━━ DATA SHOWN

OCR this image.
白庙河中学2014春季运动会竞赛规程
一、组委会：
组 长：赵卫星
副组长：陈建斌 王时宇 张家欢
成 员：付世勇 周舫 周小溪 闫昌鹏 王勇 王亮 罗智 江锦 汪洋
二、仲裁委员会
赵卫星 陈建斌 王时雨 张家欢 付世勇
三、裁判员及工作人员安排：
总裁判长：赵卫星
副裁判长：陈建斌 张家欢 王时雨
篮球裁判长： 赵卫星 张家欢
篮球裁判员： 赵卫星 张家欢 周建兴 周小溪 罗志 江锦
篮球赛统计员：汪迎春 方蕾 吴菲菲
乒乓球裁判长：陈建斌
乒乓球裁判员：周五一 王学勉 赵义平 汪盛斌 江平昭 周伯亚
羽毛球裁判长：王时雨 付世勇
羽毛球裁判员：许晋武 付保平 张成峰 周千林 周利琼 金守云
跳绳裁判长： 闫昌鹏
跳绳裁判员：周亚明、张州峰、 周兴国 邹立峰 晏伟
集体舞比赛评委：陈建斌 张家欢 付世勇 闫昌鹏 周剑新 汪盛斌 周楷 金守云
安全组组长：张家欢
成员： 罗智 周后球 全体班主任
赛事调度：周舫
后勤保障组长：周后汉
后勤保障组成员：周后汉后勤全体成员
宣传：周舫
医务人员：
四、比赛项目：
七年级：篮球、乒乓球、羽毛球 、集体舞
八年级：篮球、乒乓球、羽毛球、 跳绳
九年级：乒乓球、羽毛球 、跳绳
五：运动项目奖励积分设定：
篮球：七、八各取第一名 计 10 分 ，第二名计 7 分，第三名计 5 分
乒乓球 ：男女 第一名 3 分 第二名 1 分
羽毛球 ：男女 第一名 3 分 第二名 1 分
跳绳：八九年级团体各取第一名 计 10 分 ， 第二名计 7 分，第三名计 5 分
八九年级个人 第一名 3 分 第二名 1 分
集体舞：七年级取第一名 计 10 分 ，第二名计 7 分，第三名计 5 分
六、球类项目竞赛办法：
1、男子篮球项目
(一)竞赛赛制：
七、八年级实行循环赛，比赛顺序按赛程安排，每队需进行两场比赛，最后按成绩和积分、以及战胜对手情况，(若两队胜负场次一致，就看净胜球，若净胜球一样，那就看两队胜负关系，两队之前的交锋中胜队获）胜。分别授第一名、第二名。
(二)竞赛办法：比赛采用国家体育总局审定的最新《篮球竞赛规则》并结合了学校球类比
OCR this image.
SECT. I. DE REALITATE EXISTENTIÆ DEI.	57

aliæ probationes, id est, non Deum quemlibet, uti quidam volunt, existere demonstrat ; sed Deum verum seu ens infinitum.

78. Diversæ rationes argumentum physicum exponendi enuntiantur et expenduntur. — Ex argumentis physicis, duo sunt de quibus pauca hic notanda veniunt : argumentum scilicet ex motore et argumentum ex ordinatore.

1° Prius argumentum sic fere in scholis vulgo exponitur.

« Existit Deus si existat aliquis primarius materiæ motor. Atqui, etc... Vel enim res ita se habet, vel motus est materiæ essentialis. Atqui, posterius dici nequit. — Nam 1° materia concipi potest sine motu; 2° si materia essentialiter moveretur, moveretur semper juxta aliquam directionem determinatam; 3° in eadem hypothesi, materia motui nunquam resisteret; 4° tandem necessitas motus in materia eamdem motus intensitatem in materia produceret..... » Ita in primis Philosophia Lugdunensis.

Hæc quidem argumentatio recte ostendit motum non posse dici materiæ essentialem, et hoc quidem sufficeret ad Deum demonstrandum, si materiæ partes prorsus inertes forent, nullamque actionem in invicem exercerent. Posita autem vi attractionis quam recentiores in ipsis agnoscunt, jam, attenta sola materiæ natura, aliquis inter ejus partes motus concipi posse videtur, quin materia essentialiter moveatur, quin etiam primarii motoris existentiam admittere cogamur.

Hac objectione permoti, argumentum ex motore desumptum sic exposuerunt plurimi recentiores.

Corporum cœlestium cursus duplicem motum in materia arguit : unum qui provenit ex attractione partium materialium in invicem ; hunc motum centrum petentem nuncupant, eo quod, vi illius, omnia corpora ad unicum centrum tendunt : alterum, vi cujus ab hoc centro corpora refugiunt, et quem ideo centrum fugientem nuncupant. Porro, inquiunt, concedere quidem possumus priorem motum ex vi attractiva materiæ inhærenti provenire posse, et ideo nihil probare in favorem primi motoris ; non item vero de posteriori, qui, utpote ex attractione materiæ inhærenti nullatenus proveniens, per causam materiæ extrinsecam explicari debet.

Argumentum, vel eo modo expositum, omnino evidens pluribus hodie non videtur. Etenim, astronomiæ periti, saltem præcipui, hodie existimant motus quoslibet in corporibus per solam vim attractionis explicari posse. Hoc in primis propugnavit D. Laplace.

━━━━

REQUEST:
Quote each line of the listing above exactly.

PROBLEM SOLUTION:
OCR this image.
白庙河中学2014春季运动会竞赛规程
一、组委会：
组 长：赵卫星
副组长：陈建斌 王时宇 张家欢
成 员：付世勇 周舫 周小溪 闫昌鹏 王勇 王亮 罗智 江锦 汪洋
二、仲裁委员会
赵卫星 陈建斌 王时雨 张家欢 付世勇
三、裁判员及工作人员安排：
总裁判长：赵卫星
副裁判长：陈建斌 张家欢 王时雨
篮球裁判长： 赵卫星 张家欢
篮球裁判员： 赵卫星 张家欢 周建兴 周小溪 罗志 江锦
篮球赛统计员：汪迎春 方蕾 吴菲菲
乒乓球裁判长：陈建斌
乒乓球裁判员：周五一 王学勉 赵义平 汪盛斌 江平昭 周伯亚
羽毛球裁判长：王时雨 付世勇
羽毛球裁判员：许晋武 付保平 张成峰 周千林 周利琼 金守云
跳绳裁判长： 闫昌鹏
跳绳裁判员：周亚明、张州峰、 周兴国 邹立峰 晏伟
集体舞比赛评委：陈建斌 张家欢 付世勇 闫昌鹏 周剑新 汪盛斌 周楷 金守云
安全组组长：张家欢
成员： 罗智 周后球 全体班主任
赛事调度：周舫
后勤保障组长：周后汉
后勤保障组成员：周后汉后勤全体成员
宣传：周舫
医务人员：
四、比赛项目：
七年级：篮球、乒乓球、羽毛球 、集体舞
八年级：篮球、乒乓球、羽毛球、 跳绳
九年级：乒乓球、羽毛球 、跳绳
五：运动项目奖励积分设定：
篮球：七、八各取第一名 计 10 分 ，第二名计 7 分，第三名计 5 分
乒乓球 ：男女 第一名 3 分 第二名 1 分
羽毛球 ：男女 第一名 3 分 第二名 1 分
跳绳：八九年级团体各取第一名 计 10 分 ， 第二名计 7 分，第三名计 5 分
八九年级个人 第一名 3 分 第二名 1 分
集体舞：七年级取第一名 计 10 分 ，第二名计 7 分，第三名计 5 分
六、球类项目竞赛办法：
1、男子篮球项目
(一)竞赛赛制：
七、八年级实行循环赛，比赛顺序按赛程安排，每队需进行两场比赛，最后按成绩和积分、以及战胜对手情况，(若两队胜负场次一致，就看净胜球，若净胜球一样，那就看两队胜负关系，两队之前的交锋中胜队获）胜。分别授第一名、第二名。
(二)竞赛办法：比赛采用国家体育总局审定的最新《篮球竞赛规则》并结合了学校球类比
OCR this image.
SECT. I. DE REALITATE EXISTENTIÆ DEI.	57

aliæ probationes, id est, non Deum quemlibet, uti quidam volunt, existere demonstrat ; sed Deum verum seu ens infinitum.

78. Diversæ rationes argumentum physicum exponendi enuntiantur et expenduntur. — Ex argumentis physicis, duo sunt de quibus pauca hic notanda veniunt : argumentum scilicet ex motore et argumentum ex ordinatore.

1° Prius argumentum sic fere in scholis vulgo exponitur.

« Existit Deus si existat aliquis primarius materiæ motor. Atqui, etc... Vel enim res ita se habet, vel motus est materiæ essentialis. Atqui, posterius dici nequit. — Nam 1° materia concipi potest sine motu; 2° si materia essentialiter moveretur, moveretur semper juxta aliquam directionem determinatam; 3° in eadem hypothesi, materia motui nunquam resisteret; 4° tandem necessitas motus in materia eamdem motus intensitatem in materia produceret..... » Ita in primis Philosophia Lugdunensis.

Hæc quidem argumentatio recte ostendit motum non posse dici materiæ essentialem, et hoc quidem sufficeret ad Deum demonstrandum, si materiæ partes prorsus inertes forent, nullamque actionem in invicem exercerent. Posita autem vi attractionis quam recentiores in ipsis agnoscunt, jam, attenta sola materiæ natura, aliquis inter ejus partes motus concipi posse videtur, quin materia essentialiter moveatur, quin etiam primarii motoris existentiam admittere cogamur.

Hac objectione permoti, argumentum ex motore desumptum sic exposuerunt plurimi recentiores.

Corporum cœlestium cursus duplicem motum in materia arguit : unum qui provenit ex attractione partium materialium in invicem ; hunc motum centrum petentem nuncupant, eo quod, vi illius, omnia corpora ad unicum centrum tendunt : alterum, vi cujus ab hoc centro corpora refugiunt, et quem ideo centrum fugientem nuncupant. Porro, inquiunt, concedere quidem possumus priorem motum ex vi attractiva materiæ inhærenti provenire posse, et ideo nihil probare in favorem primi motoris ; non item vero de posteriori, qui, utpote ex attractione materiæ inhærenti nullatenus proveniens, per causam materiæ extrinsecam explicari debet.

Argumentum, vel eo modo expositum, omnino evidens pluribus hodie non videtur. Etenim, astronomiæ periti, saltem præcipui, hodie existimant motus quoslibet in corporibus per solam vim attractionis explicari posse. Hoc in primis propugnavit D. Laplace.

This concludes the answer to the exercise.